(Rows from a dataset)
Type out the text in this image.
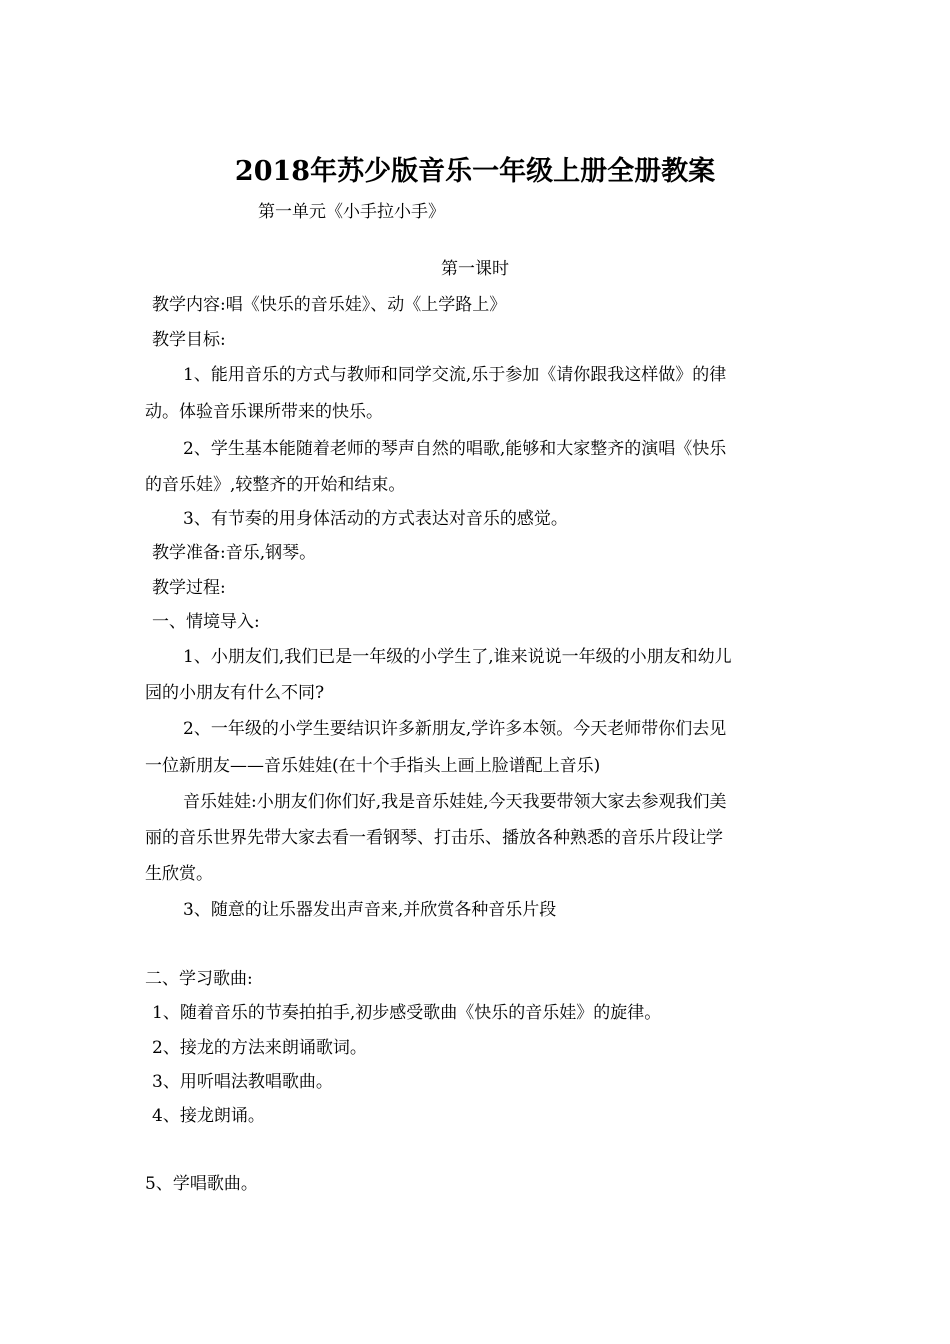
2018年苏少版音乐一年级上册全册教案
第一单元《小手拉小手》
第一课时
教学内容:唱《快乐的音乐娃》、动《上学路上》
教学目标:
1、能用音乐的方式与教师和同学交流,乐于参加《请你跟我这样做》的律
动。体验音乐课所带来的快乐。
2、学生基本能随着老师的琴声自然的唱歌,能够和大家整齐的演唱《快乐
的音乐娃》,较整齐的开始和结束。
3、有节奏的用身体活动的方式表达对音乐的感觉。
教学准备:音乐,钢琴。
教学过程:
一、情境导入:
1、小朋友们,我们已是一年级的小学生了,谁来说说一年级的小朋友和幼儿
园的小朋友有什么不同?
2、一年级的小学生要结识许多新朋友,学许多本领。今天老师带你们去见
一位新朋友——音乐娃娃(在十个手指头上画上脸谱配上音乐)
音乐娃娃:小朋友们你们好,我是音乐娃娃,今天我要带领大家去参观我们美
丽的音乐世界先带大家去看一看钢琴、打击乐、播放各种熟悉的音乐片段让学
生欣赏。
3、随意的让乐器发出声音来,并欣赏各种音乐片段
二、学习歌曲:
1、随着音乐的节奏拍拍手,初步感受歌曲《快乐的音乐娃》的旋律。
2、接龙的方法来朗诵歌词。
3、用听唱法教唱歌曲。
4、接龙朗诵。
5、学唱歌曲。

◆ Problem to work on
Among the lines of the material, find those that hold the word "快乐的音乐娃" and copy them.

◆ Written answer
教学内容:唱《快乐的音乐娃》、动《上学路上》
1、随着音乐的节奏拍拍手,初步感受歌曲《快乐的音乐娃》的旋律。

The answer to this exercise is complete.